╭──

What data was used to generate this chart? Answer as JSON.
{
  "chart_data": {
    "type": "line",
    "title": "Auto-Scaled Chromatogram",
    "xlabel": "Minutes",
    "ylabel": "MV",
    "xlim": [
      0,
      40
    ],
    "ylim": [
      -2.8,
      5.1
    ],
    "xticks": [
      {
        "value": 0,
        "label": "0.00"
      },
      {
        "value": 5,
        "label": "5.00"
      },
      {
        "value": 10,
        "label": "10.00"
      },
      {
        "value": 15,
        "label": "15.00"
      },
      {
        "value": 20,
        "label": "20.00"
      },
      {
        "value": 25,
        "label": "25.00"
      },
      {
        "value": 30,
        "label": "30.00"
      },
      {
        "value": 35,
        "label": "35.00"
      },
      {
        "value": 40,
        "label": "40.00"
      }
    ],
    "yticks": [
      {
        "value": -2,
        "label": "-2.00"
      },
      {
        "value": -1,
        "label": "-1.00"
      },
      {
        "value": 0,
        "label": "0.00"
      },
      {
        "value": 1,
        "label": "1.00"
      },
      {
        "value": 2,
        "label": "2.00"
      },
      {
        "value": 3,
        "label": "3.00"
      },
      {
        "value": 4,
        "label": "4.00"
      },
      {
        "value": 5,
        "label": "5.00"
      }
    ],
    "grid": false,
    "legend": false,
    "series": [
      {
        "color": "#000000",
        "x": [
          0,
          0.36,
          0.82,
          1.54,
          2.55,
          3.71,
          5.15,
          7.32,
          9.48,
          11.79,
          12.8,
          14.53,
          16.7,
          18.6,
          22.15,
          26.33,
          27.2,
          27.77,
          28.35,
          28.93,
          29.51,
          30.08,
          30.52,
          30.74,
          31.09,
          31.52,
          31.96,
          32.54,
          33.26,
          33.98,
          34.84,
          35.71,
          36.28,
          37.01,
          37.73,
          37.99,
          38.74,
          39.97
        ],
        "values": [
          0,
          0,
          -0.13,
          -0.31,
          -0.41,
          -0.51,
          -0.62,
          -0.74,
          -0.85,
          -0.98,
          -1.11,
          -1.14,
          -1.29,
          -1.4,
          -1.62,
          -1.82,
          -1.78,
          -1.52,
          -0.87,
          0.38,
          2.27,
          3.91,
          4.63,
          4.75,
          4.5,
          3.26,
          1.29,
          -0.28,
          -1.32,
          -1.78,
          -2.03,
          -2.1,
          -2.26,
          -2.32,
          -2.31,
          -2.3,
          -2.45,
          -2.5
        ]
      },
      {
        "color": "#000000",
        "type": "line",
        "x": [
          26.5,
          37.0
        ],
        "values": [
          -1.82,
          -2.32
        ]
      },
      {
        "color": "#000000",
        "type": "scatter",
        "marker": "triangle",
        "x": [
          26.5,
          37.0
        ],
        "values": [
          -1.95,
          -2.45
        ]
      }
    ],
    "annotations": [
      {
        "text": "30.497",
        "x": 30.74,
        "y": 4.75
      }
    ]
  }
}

╰──
╭──

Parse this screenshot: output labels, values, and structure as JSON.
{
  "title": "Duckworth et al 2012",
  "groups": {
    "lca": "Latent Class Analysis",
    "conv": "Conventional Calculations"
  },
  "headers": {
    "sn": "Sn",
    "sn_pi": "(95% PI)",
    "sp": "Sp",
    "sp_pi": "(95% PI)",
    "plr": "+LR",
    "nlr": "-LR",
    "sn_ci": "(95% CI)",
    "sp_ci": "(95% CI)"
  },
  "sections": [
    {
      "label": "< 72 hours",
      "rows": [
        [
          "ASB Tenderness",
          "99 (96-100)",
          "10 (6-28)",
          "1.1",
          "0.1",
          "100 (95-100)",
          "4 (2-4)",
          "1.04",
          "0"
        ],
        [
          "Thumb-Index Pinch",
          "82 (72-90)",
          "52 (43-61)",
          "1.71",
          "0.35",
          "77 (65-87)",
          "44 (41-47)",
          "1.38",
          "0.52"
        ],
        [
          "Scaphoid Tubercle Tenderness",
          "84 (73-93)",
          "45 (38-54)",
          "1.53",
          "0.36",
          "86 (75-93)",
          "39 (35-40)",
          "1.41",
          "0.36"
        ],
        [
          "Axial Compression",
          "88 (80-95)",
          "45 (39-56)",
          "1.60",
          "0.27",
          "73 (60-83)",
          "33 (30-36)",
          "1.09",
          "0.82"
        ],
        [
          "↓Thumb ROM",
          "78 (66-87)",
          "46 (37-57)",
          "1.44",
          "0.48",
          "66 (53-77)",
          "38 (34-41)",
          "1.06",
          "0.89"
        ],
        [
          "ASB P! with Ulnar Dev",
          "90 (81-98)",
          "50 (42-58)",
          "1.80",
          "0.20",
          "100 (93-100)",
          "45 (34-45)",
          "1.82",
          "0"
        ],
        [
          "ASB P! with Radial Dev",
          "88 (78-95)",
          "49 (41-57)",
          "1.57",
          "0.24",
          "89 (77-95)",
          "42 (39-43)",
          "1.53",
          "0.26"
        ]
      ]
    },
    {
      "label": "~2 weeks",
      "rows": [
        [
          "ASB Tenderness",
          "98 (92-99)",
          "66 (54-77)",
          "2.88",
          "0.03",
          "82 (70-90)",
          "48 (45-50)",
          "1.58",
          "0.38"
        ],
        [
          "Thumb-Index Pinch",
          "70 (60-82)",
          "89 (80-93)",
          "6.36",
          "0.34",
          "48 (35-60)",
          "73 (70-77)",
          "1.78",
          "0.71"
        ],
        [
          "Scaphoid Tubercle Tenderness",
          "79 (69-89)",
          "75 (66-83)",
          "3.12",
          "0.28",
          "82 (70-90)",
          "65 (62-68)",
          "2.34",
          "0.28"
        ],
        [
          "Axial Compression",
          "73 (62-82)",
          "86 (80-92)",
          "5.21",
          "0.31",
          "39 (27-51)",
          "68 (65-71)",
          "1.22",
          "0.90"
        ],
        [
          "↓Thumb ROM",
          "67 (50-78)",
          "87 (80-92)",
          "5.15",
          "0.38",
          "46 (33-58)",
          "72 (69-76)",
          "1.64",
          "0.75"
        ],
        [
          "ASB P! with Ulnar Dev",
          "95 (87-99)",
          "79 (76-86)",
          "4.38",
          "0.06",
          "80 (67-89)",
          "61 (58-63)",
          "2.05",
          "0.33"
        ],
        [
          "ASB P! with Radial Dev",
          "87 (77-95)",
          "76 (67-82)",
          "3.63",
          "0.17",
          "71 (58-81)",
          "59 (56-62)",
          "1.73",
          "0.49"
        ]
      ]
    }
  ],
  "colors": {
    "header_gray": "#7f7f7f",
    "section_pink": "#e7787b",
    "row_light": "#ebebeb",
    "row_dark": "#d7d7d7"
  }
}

╰──
╭──

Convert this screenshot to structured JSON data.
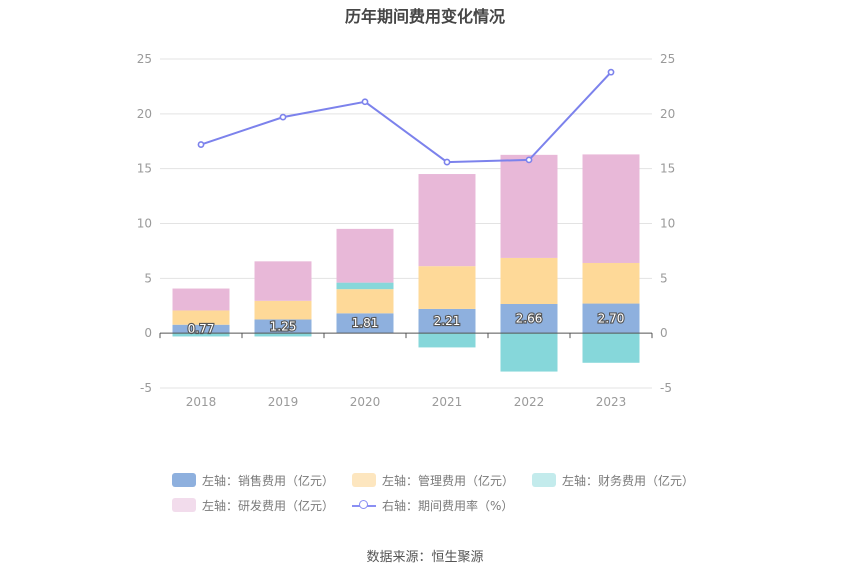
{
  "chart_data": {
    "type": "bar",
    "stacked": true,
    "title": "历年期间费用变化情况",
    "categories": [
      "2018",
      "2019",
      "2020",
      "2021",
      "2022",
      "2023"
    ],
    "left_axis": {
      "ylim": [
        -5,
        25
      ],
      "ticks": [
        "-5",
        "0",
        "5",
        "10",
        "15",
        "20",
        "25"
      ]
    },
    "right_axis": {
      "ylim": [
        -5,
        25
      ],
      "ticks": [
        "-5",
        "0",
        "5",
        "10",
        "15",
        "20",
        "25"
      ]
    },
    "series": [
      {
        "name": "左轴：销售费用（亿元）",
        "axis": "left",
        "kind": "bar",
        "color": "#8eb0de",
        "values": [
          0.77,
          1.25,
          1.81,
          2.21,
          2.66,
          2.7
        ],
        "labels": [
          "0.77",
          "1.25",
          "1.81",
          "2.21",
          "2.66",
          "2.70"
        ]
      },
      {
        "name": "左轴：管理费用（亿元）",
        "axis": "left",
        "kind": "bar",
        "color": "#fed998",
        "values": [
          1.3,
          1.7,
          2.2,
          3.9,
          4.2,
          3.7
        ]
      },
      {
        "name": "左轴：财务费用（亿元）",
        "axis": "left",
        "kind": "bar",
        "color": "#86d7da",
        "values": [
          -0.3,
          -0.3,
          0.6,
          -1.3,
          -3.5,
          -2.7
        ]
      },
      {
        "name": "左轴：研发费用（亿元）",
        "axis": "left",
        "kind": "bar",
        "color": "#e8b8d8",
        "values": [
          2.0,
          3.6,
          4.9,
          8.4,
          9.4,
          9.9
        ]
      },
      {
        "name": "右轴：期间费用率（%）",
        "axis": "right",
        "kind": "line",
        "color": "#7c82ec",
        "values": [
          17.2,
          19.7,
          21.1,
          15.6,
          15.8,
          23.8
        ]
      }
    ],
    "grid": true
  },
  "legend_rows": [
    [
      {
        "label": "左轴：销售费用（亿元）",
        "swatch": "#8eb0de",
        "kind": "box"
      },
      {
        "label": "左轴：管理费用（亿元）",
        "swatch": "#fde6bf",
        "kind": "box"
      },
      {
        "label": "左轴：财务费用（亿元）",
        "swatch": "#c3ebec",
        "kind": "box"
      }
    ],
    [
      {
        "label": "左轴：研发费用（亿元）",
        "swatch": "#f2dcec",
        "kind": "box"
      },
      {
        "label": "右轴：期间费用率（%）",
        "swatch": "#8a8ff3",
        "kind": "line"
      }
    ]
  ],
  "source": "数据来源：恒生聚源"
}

╰──

> _WRITTEN PROBLEM_
Copy whichever lines in the listing above contain the word "labels".

> _SOLUTION TO THIS EXERCISE_
Parse this screenshot: output labels, values, and structure as JSON.
        "labels": [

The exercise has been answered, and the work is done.